(Stored data entries)

◇ ◇ ◇ ◇ ◇ ◇ ◇

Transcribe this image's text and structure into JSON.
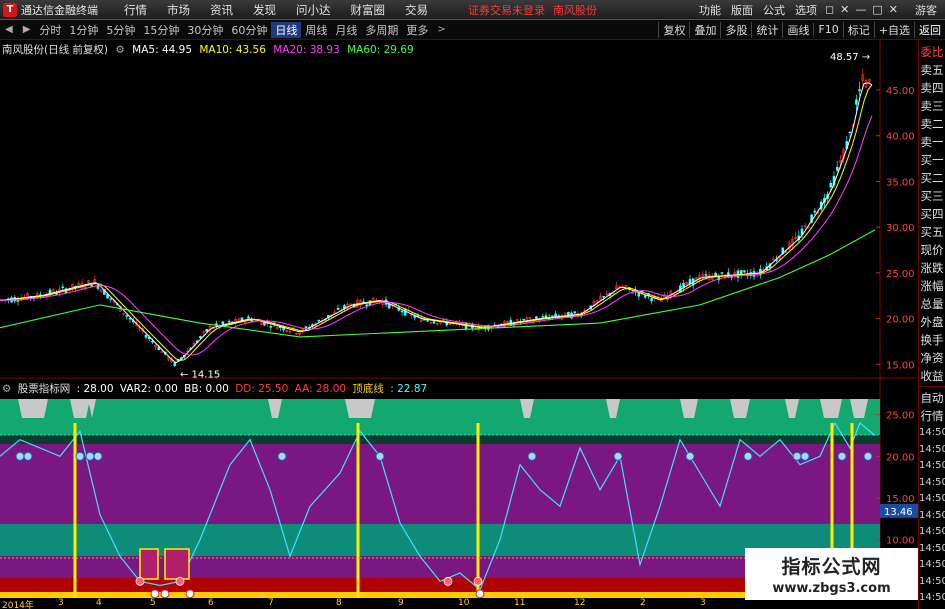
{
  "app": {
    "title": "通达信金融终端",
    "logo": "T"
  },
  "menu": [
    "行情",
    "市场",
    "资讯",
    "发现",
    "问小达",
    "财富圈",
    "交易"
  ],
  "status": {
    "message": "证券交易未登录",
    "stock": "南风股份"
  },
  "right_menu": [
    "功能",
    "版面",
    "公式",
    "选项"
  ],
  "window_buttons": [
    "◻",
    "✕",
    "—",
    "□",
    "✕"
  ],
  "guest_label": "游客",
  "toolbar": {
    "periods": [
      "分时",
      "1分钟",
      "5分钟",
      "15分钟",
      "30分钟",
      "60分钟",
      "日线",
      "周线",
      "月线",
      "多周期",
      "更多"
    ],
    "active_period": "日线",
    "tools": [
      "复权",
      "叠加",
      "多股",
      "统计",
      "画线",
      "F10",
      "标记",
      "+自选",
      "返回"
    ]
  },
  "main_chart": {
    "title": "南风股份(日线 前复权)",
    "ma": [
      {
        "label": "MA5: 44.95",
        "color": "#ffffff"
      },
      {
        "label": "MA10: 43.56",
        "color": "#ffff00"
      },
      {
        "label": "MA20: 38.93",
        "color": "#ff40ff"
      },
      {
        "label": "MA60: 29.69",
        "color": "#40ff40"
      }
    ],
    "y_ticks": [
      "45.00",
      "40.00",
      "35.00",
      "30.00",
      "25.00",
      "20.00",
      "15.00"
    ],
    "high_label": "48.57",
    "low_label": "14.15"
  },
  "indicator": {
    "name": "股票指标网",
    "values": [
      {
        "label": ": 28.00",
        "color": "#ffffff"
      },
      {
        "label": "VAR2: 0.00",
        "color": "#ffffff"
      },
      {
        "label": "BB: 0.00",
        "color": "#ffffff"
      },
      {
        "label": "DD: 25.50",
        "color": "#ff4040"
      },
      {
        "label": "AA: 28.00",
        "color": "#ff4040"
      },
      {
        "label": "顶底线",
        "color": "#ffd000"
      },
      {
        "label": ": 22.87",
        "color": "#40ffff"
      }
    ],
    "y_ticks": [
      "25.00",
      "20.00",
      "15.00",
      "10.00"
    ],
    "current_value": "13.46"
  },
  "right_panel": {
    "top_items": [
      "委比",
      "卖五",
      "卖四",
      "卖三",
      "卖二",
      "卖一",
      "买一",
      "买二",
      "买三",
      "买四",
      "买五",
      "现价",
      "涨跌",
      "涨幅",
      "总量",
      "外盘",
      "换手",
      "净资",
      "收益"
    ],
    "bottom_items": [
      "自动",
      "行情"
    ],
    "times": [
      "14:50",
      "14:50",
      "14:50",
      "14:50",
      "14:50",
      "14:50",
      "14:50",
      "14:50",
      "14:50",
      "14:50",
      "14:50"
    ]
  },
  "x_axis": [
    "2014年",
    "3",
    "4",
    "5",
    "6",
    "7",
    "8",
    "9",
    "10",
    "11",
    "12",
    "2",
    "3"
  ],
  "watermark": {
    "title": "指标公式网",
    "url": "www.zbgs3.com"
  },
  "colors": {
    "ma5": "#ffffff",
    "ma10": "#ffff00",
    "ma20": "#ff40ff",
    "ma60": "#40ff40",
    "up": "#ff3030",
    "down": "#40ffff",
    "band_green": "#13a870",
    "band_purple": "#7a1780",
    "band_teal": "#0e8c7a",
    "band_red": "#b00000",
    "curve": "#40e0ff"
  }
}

◇ ◇ ◇ ◇ ◇ ◇ ◇

__What you have to do__
Every record above must be given again exactly; drop the pictures.

__Task response__
Transcribe this image's text and structure into JSON.
{
  "app": {
    "title": "通达信金融终端",
    "logo": "T"
  },
  "menu": [
    "行情",
    "市场",
    "资讯",
    "发现",
    "问小达",
    "财富圈",
    "交易"
  ],
  "status": {
    "message": "证券交易未登录",
    "stock": "南风股份"
  },
  "right_menu": [
    "功能",
    "版面",
    "公式",
    "选项"
  ],
  "window_buttons": [
    "◻",
    "✕",
    "—",
    "□",
    "✕"
  ],
  "guest_label": "游客",
  "toolbar": {
    "periods": [
      "分时",
      "1分钟",
      "5分钟",
      "15分钟",
      "30分钟",
      "60分钟",
      "日线",
      "周线",
      "月线",
      "多周期",
      "更多"
    ],
    "active_period": "日线",
    "tools": [
      "复权",
      "叠加",
      "多股",
      "统计",
      "画线",
      "F10",
      "标记",
      "+自选",
      "返回"
    ]
  },
  "main_chart": {
    "title": "南风股份(日线 前复权)",
    "ma": [
      {
        "label": "MA5: 44.95",
        "color": "#ffffff"
      },
      {
        "label": "MA10: 43.56",
        "color": "#ffff00"
      },
      {
        "label": "MA20: 38.93",
        "color": "#ff40ff"
      },
      {
        "label": "MA60: 29.69",
        "color": "#40ff40"
      }
    ],
    "y_ticks": [
      "45.00",
      "40.00",
      "35.00",
      "30.00",
      "25.00",
      "20.00",
      "15.00"
    ],
    "high_label": "48.57",
    "low_label": "14.15"
  },
  "indicator": {
    "name": "股票指标网",
    "values": [
      {
        "label": ": 28.00",
        "color": "#ffffff"
      },
      {
        "label": "VAR2: 0.00",
        "color": "#ffffff"
      },
      {
        "label": "BB: 0.00",
        "color": "#ffffff"
      },
      {
        "label": "DD: 25.50",
        "color": "#ff4040"
      },
      {
        "label": "AA: 28.00",
        "color": "#ff4040"
      },
      {
        "label": "顶底线",
        "color": "#ffd000"
      },
      {
        "label": ": 22.87",
        "color": "#40ffff"
      }
    ],
    "y_ticks": [
      "25.00",
      "20.00",
      "15.00",
      "10.00"
    ],
    "current_value": "13.46"
  },
  "right_panel": {
    "top_items": [
      "委比",
      "卖五",
      "卖四",
      "卖三",
      "卖二",
      "卖一",
      "买一",
      "买二",
      "买三",
      "买四",
      "买五",
      "现价",
      "涨跌",
      "涨幅",
      "总量",
      "外盘",
      "换手",
      "净资",
      "收益"
    ],
    "bottom_items": [
      "自动",
      "行情"
    ],
    "times": [
      "14:50",
      "14:50",
      "14:50",
      "14:50",
      "14:50",
      "14:50",
      "14:50",
      "14:50",
      "14:50",
      "14:50",
      "14:50"
    ]
  },
  "x_axis": [
    "2014年",
    "3",
    "4",
    "5",
    "6",
    "7",
    "8",
    "9",
    "10",
    "11",
    "12",
    "2",
    "3"
  ],
  "watermark": {
    "title": "指标公式网",
    "url": "www.zbgs3.com"
  },
  "colors": {
    "ma5": "#ffffff",
    "ma10": "#ffff00",
    "ma20": "#ff40ff",
    "ma60": "#40ff40",
    "up": "#ff3030",
    "down": "#40ffff",
    "band_green": "#13a870",
    "band_purple": "#7a1780",
    "band_teal": "#0e8c7a",
    "band_red": "#b00000",
    "curve": "#40e0ff"
  }
}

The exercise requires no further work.